SR : Ce qui consterne ce sont encore des effets d’annonce au coeur de l’été, sur un terrain exploité pour la prochaine échéance électorale. Sans qu’il y ait la moindre évaluation des décisions antérieures . C’est une prise en otage des immigrés. Dans ces domaines, la loi doit être appliquée, c’est tout. Sans en faire un sujet de spectacle et d’exploitation de la misère de gens pour faire oublier l’échec cuisant sur la sécurité, domaine dans lequel je propose des solutions efficaces.
Approuvez-vous la proposition de l’UMP de créer un fichier des bénéficaires d’allocations sociales ?
SR : Les démocrates doivent se méfier des fichages. Pour lutter contre la fraude, vérifions les critères d’attribution des
allocations et sanctionnons . Et surtout soyons aussi sévère contre la fraude fiscale des grandes fortunes choyées par ce pouvoir ! Un journal a dit récemment que Madame Bettencourt devait 30
millions d’euros au fisc. A-t-elle payé ? Au total c’est 45 milliards d’euros, chaque année de manque à gagner.

----

- _CONSIGNE_
Pouvez-vous restituer intégralement, sans la moindre modification, l'extrait d'entretien ci-dessus ?

- _LIGNES DE DONNÉES_
----

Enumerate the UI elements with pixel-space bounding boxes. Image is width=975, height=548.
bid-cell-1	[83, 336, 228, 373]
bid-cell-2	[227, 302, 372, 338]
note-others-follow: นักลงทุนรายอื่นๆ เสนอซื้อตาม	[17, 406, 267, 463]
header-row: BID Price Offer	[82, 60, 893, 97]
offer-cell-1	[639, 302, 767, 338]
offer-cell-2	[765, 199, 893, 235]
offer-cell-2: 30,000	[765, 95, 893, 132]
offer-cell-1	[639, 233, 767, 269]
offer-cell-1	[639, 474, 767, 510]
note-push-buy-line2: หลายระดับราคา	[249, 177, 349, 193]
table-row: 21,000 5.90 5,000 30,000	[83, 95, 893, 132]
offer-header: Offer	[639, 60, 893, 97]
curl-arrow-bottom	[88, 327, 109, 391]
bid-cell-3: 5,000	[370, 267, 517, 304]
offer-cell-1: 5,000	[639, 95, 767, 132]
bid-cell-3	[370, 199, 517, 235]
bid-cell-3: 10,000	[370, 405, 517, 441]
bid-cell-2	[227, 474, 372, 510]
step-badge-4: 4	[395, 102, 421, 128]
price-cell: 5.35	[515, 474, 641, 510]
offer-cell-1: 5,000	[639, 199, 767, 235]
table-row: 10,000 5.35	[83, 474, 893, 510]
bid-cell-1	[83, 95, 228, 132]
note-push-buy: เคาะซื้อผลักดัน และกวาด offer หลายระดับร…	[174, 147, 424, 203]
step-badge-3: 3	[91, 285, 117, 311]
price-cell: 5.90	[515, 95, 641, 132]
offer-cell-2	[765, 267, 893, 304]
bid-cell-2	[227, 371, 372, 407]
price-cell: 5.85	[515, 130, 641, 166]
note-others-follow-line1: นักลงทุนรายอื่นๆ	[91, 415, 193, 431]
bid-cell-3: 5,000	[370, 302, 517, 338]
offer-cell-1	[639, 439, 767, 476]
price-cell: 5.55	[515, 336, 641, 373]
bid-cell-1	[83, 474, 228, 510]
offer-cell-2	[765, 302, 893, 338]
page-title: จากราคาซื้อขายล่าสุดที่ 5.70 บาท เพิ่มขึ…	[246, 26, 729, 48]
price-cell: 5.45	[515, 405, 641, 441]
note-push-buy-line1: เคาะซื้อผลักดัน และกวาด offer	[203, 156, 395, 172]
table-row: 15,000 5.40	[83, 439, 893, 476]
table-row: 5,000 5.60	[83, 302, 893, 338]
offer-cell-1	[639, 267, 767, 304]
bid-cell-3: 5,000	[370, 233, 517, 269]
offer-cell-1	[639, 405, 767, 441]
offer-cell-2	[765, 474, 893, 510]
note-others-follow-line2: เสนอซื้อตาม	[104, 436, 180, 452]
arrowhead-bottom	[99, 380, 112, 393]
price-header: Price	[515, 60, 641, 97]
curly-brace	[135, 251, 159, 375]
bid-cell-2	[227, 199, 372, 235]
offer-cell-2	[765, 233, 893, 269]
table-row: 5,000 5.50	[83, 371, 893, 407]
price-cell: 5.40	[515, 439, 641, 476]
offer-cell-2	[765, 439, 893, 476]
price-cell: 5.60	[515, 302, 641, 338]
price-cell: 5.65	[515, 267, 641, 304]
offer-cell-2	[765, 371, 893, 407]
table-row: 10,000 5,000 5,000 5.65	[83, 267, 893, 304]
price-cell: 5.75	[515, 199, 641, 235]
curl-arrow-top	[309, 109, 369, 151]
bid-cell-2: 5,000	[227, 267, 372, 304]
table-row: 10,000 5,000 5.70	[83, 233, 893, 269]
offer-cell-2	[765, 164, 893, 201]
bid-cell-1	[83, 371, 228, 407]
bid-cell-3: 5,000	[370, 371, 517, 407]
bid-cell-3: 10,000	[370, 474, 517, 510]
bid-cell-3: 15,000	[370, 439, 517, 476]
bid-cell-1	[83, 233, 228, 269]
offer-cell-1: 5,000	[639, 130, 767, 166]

----

- _CORRIGÉ_
SR : Ce qui consterne ce sont encore des effets d’annonce au coeur de l’été, sur un terrain exploité pour la prochaine échéance électorale. Sans qu’il y ait la moindre évaluation des décisions antérieures . C’est une prise en otage des immigrés. Dans ces domaines, la loi doit être appliquée, c’est tout. Sans en faire un sujet de spectacle et d’exploitation de la misère de gens pour faire oublier l’échec cuisant sur la sécurité, domaine dans lequel je propose des solutions efficaces.
Approuvez-vous la proposition de l’UMP de créer un fichier des bénéficaires d’allocations sociales ?
SR : Les démocrates doivent se méfier des fichages. Pour lutter contre la fraude, vérifions les critères d’attribution des
allocations et sanctionnons . Et surtout soyons aussi sévère contre la fraude fiscale des grandes fortunes choyées par ce pouvoir ! Un journal a dit récemment que Madame Bettencourt devait 30
millions d’euros au fisc. A-t-elle payé ? Au total c’est 45 milliards d’euros, chaque année de manque à gagner.